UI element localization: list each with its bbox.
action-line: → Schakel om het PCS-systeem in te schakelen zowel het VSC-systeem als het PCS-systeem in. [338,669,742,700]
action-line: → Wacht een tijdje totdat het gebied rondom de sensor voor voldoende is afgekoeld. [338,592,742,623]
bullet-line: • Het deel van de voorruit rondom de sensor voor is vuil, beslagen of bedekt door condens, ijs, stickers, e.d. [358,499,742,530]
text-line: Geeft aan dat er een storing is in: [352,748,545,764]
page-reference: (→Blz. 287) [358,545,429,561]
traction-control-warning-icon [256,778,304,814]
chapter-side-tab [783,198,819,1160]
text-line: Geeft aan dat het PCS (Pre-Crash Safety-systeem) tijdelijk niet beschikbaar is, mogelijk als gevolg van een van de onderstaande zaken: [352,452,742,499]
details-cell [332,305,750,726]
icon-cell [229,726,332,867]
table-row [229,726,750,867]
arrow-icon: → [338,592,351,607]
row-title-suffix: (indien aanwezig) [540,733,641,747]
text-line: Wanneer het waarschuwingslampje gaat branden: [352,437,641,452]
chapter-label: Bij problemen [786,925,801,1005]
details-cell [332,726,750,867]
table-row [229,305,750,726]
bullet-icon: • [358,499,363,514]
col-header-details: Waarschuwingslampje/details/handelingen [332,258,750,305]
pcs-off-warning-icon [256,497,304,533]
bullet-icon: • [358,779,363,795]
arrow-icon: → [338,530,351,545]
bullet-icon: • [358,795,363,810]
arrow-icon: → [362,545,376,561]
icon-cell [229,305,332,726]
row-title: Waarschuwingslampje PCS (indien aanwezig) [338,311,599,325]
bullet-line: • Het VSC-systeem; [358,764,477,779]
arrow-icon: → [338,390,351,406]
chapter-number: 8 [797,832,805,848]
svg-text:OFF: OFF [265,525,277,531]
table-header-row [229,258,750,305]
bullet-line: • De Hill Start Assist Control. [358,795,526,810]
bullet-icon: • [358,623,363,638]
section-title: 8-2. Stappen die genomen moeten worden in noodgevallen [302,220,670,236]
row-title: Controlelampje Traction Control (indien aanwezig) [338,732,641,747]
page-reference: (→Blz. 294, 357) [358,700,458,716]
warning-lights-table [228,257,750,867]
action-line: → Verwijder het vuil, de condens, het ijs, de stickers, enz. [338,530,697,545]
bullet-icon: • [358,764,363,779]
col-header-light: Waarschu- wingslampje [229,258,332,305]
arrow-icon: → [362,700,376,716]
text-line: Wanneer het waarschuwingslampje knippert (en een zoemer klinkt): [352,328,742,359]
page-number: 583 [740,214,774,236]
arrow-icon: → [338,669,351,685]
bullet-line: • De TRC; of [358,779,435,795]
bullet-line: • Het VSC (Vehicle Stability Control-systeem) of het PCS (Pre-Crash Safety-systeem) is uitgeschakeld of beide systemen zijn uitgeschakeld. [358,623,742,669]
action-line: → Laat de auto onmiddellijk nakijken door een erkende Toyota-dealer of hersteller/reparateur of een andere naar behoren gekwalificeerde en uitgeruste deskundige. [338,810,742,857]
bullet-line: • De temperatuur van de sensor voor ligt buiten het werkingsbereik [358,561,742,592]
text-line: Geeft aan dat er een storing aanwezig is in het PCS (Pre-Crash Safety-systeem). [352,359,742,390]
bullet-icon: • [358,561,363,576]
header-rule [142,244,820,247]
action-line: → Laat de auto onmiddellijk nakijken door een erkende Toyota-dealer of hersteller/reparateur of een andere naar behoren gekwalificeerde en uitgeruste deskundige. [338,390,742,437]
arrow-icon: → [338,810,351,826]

^^^^

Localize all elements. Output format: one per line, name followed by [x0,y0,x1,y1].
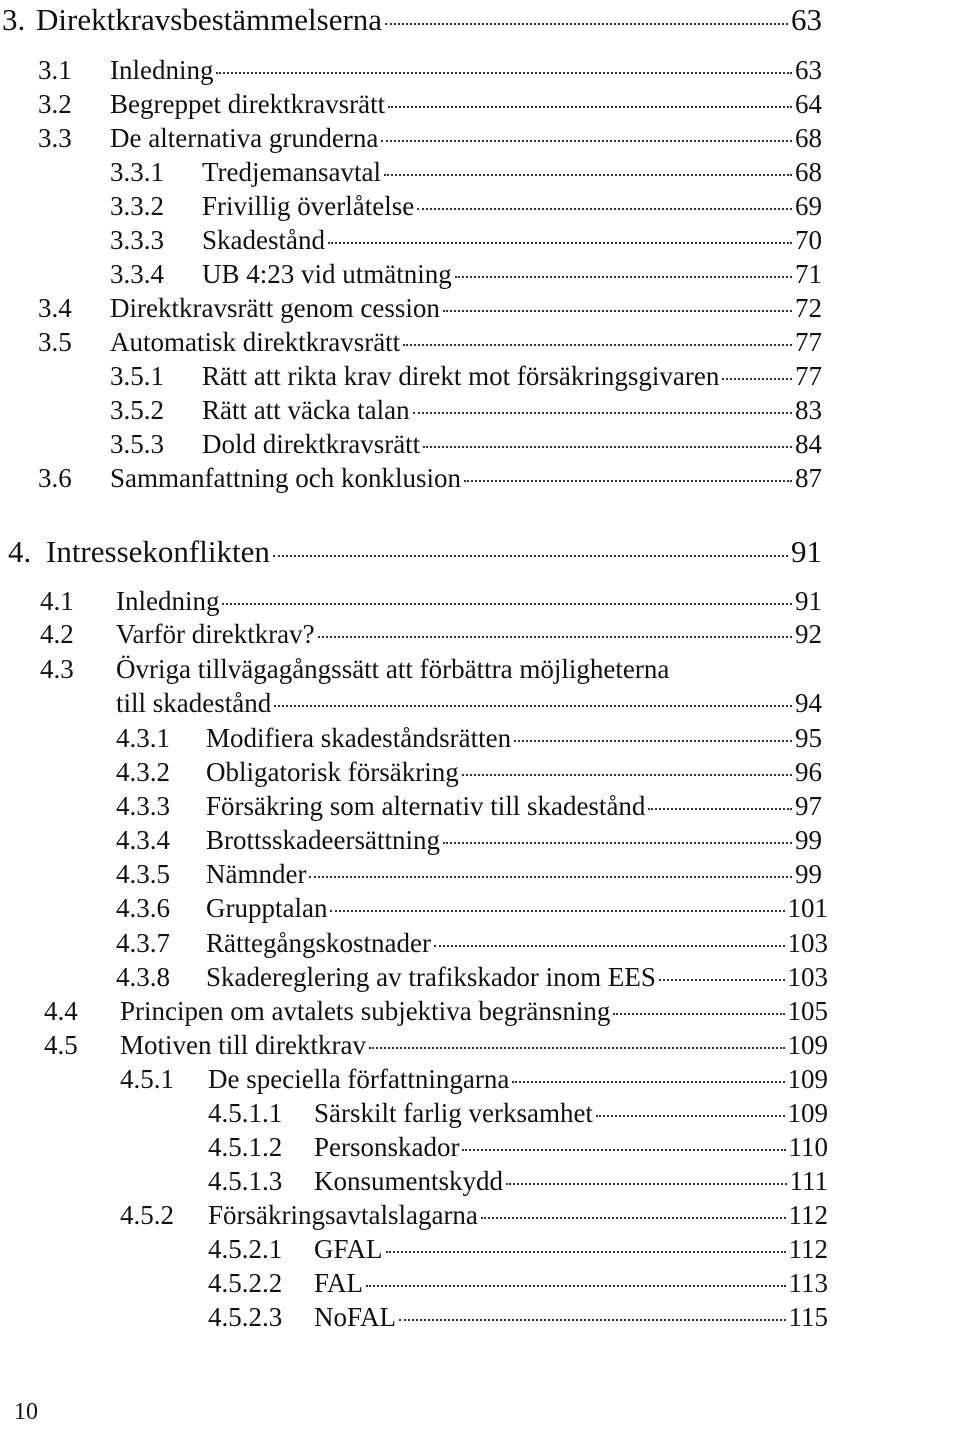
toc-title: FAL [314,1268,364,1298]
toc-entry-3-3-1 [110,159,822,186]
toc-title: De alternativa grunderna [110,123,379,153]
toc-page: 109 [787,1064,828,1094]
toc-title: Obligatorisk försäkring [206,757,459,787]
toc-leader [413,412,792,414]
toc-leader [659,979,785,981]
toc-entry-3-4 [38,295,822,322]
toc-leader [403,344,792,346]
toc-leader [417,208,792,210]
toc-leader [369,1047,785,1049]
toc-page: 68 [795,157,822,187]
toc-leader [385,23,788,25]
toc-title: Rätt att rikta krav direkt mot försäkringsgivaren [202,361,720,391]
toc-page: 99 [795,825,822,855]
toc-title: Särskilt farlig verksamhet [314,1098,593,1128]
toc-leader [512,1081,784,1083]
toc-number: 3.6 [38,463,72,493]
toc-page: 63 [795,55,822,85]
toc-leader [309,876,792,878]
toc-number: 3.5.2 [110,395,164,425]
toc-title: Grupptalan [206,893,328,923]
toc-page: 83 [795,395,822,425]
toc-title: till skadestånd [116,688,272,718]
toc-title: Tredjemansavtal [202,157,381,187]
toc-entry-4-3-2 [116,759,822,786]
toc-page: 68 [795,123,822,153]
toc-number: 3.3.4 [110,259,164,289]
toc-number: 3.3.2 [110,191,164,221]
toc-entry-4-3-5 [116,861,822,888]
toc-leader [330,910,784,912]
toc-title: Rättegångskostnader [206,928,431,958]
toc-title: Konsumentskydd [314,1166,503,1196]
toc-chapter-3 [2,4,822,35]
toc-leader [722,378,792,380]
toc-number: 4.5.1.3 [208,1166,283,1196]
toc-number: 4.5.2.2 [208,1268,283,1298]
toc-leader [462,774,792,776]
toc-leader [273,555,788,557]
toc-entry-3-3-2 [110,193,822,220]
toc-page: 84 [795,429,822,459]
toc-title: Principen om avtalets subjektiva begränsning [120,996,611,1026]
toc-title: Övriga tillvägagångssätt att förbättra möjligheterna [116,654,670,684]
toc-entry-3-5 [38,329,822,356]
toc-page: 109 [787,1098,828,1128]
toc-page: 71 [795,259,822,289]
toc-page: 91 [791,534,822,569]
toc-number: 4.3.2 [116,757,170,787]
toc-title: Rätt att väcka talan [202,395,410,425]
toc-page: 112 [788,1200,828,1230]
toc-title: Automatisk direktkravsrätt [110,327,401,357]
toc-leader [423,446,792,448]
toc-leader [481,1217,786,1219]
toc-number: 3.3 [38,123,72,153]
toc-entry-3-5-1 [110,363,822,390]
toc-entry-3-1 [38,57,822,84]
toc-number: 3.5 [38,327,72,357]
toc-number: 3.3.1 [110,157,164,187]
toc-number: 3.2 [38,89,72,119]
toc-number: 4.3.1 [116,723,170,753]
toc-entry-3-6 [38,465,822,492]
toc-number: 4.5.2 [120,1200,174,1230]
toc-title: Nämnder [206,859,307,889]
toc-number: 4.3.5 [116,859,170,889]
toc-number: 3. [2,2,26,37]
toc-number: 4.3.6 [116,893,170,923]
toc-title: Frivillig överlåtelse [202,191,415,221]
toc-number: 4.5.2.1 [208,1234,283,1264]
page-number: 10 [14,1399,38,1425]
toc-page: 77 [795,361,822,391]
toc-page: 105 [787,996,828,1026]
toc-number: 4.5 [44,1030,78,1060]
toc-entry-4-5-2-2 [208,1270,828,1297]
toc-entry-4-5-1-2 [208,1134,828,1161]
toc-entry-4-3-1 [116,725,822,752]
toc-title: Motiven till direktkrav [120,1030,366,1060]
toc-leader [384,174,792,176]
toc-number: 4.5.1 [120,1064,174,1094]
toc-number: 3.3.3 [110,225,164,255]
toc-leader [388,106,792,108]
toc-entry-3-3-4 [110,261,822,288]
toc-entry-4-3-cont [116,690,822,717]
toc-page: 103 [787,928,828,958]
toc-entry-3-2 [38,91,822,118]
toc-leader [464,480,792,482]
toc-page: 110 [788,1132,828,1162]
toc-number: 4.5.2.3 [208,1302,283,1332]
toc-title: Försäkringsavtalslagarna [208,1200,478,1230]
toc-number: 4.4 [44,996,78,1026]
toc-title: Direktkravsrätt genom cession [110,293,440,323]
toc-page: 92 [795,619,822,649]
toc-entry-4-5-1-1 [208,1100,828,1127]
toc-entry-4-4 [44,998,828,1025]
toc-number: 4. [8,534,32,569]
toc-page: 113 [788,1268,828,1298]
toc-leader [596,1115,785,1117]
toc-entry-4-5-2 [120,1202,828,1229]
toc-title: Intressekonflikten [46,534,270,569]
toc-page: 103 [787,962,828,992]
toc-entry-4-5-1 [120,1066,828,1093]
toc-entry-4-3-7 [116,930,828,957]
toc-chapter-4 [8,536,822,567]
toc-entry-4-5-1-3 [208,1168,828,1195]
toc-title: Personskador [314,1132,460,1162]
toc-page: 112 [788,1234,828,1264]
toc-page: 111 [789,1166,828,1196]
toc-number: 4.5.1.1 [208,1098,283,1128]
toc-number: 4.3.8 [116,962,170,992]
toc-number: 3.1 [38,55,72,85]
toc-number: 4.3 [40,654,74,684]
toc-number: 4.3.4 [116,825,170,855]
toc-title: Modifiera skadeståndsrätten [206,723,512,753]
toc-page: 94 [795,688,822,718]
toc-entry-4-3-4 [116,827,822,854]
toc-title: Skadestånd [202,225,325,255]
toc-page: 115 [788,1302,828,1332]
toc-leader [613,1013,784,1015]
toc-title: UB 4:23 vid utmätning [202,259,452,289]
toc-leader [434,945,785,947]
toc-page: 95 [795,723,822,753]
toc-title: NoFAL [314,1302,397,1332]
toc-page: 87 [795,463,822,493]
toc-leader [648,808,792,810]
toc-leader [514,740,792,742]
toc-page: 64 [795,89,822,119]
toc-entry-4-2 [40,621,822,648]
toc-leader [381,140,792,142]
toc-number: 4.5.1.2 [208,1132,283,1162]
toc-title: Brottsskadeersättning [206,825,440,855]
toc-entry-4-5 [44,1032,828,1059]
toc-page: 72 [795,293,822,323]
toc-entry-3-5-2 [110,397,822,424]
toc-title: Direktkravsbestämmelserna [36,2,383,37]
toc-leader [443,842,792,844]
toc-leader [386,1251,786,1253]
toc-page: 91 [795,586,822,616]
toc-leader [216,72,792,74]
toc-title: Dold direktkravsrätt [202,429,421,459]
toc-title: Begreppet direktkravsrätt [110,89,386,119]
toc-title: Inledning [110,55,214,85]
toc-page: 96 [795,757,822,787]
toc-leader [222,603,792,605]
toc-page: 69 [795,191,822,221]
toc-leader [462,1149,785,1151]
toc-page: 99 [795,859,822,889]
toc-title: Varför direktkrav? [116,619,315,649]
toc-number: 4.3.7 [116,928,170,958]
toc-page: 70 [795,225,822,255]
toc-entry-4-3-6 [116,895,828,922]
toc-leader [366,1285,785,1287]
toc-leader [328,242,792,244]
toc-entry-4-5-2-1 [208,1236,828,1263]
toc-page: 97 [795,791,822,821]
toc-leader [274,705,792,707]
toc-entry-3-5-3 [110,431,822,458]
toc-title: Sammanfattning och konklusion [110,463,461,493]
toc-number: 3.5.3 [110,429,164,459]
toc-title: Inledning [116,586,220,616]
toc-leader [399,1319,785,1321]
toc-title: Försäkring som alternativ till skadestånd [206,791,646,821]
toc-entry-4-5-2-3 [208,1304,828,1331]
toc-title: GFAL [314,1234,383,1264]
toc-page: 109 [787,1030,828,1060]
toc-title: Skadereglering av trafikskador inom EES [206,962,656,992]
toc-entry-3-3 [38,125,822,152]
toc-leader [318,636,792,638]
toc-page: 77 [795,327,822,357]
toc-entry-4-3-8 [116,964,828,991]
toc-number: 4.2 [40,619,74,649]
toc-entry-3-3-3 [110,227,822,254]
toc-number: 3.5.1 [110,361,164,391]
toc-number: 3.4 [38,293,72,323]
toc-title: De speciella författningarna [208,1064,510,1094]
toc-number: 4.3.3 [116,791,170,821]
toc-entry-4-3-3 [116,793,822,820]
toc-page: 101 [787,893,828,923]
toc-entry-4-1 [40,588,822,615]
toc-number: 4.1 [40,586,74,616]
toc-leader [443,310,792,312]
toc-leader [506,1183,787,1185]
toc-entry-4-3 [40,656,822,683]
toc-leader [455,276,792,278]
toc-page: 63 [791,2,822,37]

^^^^

== TASK DETAILS ==
Determine the number of lines in the listing that hold the word "reparateur", and supply that number and nothing further.

== ANSWER TO THIS PROBLEM ==
2